◆ **What is asked**:
State only the number of lines that contain the string "оставленъ".

======== Source records ========

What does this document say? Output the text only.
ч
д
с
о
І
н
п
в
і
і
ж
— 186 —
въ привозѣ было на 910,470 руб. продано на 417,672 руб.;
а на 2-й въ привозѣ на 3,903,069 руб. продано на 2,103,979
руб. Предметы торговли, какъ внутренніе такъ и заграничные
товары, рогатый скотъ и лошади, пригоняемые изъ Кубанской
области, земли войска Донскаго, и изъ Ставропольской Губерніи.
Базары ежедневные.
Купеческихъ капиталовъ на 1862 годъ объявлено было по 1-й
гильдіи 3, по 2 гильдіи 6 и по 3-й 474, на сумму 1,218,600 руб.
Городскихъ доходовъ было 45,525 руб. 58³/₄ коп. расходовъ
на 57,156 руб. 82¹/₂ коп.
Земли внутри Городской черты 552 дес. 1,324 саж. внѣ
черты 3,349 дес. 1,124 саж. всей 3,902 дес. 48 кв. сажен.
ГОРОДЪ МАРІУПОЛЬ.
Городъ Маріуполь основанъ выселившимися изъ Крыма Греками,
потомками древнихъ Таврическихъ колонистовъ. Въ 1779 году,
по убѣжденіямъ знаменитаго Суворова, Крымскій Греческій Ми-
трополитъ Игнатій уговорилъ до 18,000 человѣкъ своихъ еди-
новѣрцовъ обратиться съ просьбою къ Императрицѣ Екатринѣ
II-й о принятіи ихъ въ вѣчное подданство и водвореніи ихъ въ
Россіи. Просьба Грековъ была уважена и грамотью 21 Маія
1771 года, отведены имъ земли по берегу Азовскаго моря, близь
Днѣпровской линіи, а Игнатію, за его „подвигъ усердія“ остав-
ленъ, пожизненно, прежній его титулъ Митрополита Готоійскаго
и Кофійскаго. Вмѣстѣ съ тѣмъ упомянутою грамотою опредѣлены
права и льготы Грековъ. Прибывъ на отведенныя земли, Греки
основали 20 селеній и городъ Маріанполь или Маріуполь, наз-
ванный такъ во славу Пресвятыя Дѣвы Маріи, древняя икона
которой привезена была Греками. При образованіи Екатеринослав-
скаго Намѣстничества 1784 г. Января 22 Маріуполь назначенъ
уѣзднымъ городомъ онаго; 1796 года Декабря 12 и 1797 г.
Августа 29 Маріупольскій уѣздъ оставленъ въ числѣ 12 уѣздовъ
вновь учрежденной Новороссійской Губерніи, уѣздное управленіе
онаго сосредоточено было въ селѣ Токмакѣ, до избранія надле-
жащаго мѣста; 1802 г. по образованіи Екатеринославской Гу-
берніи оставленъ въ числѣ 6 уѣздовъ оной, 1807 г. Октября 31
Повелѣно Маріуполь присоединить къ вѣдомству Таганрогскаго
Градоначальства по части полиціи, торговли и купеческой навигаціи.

========

◆ **Worked answer**:
2